Collected data entries:
◇ ◇ ◇ ◇
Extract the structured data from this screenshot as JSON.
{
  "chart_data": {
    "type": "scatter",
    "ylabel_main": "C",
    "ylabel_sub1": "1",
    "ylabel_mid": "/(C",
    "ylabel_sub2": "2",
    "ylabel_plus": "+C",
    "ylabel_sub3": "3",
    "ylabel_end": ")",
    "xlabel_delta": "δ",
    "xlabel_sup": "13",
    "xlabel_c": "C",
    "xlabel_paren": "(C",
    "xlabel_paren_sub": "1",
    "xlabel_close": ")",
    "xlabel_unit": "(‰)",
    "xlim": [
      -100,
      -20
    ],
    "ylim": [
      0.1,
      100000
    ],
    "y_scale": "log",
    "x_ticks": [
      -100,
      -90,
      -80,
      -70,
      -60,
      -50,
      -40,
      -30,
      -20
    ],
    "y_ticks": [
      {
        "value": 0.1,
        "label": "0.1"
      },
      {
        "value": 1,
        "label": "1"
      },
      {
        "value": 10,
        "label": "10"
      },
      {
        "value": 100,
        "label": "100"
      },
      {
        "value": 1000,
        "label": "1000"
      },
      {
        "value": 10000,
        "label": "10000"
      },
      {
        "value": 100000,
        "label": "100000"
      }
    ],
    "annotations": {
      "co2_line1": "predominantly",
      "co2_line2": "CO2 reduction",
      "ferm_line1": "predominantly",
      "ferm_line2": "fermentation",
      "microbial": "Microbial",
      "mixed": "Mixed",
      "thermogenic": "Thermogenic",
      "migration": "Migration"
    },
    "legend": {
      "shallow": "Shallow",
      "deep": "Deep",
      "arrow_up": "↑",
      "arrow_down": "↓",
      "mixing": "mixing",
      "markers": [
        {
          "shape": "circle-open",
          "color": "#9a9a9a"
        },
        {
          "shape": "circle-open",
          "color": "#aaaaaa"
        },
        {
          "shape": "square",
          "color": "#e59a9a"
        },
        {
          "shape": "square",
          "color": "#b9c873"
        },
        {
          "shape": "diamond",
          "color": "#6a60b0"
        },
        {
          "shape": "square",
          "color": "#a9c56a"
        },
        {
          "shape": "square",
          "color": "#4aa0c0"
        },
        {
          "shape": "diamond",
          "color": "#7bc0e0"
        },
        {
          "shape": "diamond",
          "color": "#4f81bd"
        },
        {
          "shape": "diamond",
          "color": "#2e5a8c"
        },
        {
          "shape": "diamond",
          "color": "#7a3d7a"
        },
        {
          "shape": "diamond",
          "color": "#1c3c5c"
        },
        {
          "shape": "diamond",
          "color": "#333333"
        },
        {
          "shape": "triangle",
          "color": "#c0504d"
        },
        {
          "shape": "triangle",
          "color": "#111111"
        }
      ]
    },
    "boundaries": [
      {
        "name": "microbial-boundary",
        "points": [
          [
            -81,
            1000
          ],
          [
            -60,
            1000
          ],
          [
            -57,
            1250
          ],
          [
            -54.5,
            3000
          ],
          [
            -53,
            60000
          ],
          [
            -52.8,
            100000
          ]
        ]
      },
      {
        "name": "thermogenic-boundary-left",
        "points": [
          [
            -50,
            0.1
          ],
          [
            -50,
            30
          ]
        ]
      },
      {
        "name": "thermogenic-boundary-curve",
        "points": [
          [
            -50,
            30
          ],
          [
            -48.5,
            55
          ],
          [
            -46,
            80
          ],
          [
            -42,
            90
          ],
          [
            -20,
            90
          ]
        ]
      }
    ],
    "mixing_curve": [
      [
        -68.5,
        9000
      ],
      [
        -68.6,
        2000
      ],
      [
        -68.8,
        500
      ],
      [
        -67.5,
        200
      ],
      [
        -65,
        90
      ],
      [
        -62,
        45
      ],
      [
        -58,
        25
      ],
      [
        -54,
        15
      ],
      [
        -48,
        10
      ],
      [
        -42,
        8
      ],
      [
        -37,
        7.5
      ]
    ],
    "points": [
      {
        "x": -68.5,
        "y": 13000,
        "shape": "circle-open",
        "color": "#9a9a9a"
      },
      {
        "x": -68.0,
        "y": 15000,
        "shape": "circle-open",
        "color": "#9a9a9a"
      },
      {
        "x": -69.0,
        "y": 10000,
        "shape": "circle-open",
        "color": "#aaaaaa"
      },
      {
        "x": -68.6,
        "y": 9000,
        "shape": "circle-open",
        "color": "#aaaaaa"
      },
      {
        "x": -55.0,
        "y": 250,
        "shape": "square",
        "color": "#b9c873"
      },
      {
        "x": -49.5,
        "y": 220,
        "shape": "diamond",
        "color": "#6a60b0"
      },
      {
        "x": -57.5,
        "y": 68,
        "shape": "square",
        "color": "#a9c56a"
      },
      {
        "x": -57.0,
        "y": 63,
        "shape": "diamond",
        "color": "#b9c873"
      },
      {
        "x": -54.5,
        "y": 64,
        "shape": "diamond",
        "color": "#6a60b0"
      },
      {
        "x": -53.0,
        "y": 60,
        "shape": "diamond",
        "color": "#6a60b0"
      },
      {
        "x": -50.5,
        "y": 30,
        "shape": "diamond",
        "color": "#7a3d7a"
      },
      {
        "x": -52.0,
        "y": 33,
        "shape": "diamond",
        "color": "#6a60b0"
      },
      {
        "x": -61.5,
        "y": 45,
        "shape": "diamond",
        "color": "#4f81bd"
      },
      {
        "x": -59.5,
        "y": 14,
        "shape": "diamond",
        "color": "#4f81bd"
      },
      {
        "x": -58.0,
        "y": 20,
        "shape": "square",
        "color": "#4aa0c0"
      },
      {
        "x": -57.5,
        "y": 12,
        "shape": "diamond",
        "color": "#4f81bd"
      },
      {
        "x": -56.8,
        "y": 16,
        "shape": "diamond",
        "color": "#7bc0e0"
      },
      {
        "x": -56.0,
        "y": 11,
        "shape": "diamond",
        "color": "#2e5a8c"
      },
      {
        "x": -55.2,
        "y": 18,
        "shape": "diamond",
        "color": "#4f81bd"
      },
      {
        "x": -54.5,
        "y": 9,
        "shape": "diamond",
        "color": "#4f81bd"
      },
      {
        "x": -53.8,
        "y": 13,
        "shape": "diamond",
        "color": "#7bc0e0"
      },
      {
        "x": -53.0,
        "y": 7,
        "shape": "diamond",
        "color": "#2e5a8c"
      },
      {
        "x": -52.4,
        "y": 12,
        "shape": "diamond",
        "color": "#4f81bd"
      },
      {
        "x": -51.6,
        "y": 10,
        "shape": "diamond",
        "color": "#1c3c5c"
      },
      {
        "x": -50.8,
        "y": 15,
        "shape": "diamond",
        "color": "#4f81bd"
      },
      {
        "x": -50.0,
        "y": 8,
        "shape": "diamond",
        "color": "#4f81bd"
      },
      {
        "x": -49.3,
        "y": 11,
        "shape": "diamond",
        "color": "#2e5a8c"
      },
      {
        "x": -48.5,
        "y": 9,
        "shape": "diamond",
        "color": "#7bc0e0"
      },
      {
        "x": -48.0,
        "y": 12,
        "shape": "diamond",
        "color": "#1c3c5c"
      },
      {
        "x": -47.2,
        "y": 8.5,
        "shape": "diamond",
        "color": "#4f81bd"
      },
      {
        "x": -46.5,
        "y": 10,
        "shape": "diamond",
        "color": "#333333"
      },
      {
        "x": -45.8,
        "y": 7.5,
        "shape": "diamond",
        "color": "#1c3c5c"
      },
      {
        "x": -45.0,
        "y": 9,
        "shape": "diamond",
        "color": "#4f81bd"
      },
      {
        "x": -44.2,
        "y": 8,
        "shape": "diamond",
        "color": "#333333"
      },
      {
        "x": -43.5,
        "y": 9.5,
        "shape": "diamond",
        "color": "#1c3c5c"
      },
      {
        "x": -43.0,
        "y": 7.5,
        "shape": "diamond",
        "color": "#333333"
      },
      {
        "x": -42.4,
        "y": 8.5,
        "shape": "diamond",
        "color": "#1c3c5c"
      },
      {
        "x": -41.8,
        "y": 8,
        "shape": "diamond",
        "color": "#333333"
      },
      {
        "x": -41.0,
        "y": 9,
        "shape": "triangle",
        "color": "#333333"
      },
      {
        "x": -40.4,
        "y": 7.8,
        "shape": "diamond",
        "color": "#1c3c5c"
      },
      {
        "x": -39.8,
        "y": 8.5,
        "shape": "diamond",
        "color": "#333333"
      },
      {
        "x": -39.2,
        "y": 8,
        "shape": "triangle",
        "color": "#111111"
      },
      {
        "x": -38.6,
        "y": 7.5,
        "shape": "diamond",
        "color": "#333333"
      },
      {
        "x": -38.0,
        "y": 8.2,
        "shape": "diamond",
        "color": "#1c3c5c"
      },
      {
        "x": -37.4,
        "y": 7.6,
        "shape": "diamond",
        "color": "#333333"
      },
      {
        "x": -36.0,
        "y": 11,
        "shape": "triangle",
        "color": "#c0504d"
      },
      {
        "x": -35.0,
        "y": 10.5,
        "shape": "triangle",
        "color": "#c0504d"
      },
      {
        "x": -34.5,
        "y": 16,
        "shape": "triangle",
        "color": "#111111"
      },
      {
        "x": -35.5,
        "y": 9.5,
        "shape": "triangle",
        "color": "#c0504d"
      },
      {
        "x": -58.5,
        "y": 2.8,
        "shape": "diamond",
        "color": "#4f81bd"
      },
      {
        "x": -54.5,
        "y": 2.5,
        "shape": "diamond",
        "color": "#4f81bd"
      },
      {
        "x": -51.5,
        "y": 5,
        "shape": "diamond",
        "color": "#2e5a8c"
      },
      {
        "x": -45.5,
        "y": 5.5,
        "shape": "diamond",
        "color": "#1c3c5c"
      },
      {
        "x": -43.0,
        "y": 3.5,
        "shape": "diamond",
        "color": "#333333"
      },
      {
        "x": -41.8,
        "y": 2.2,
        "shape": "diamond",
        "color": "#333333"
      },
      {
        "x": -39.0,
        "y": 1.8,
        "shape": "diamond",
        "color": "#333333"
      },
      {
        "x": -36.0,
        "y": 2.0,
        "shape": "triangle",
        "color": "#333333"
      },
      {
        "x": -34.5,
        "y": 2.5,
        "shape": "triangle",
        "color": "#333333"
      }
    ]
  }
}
◇ ◇ ◇ ◇
Where a line of the material above holds the string "value", copy that line.

Complete answer:
        "value": 0.1,
        "value": 1,
        "value": 10,
        "value": 100,
        "value": 1000,
        "value": 10000,
        "value": 100000,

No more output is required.